Task prompt:
Locate and copy all lines bearing the word "ضحاک".

### Working data

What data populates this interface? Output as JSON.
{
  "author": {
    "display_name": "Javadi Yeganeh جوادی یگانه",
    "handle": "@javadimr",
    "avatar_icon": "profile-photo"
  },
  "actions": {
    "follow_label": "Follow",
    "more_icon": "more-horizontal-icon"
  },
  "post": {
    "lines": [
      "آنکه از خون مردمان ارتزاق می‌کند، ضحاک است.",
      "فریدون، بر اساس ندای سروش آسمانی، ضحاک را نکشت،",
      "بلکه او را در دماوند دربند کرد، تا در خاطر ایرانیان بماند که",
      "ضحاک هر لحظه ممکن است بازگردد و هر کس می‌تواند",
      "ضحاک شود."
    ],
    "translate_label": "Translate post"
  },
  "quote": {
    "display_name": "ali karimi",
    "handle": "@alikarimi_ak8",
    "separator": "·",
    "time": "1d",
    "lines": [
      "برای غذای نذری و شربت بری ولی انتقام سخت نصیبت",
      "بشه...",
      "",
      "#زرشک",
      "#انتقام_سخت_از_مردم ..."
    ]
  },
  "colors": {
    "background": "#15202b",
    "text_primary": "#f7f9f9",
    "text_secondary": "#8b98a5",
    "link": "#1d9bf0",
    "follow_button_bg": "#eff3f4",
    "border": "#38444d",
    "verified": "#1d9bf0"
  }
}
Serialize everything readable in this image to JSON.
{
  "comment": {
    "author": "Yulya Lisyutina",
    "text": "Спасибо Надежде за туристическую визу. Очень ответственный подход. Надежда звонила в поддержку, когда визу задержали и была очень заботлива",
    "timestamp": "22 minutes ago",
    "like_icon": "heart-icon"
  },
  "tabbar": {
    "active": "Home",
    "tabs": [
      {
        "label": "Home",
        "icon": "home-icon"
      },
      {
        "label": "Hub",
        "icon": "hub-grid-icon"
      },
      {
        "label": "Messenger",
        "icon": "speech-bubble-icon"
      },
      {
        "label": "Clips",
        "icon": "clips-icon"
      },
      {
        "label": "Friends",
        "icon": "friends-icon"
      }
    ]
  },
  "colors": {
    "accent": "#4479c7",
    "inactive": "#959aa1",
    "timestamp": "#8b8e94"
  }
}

######

Response to this task:
      "آنکه از خون مردمان ارتزاق می‌کند، ضحاک است.",
      "فریدون، بر اساس ندای سروش آسمانی، ضحاک را نکشت،",
      "ضحاک هر لحظه ممکن است بازگردد و هر کس می‌تواند",
      "ضحاک شود."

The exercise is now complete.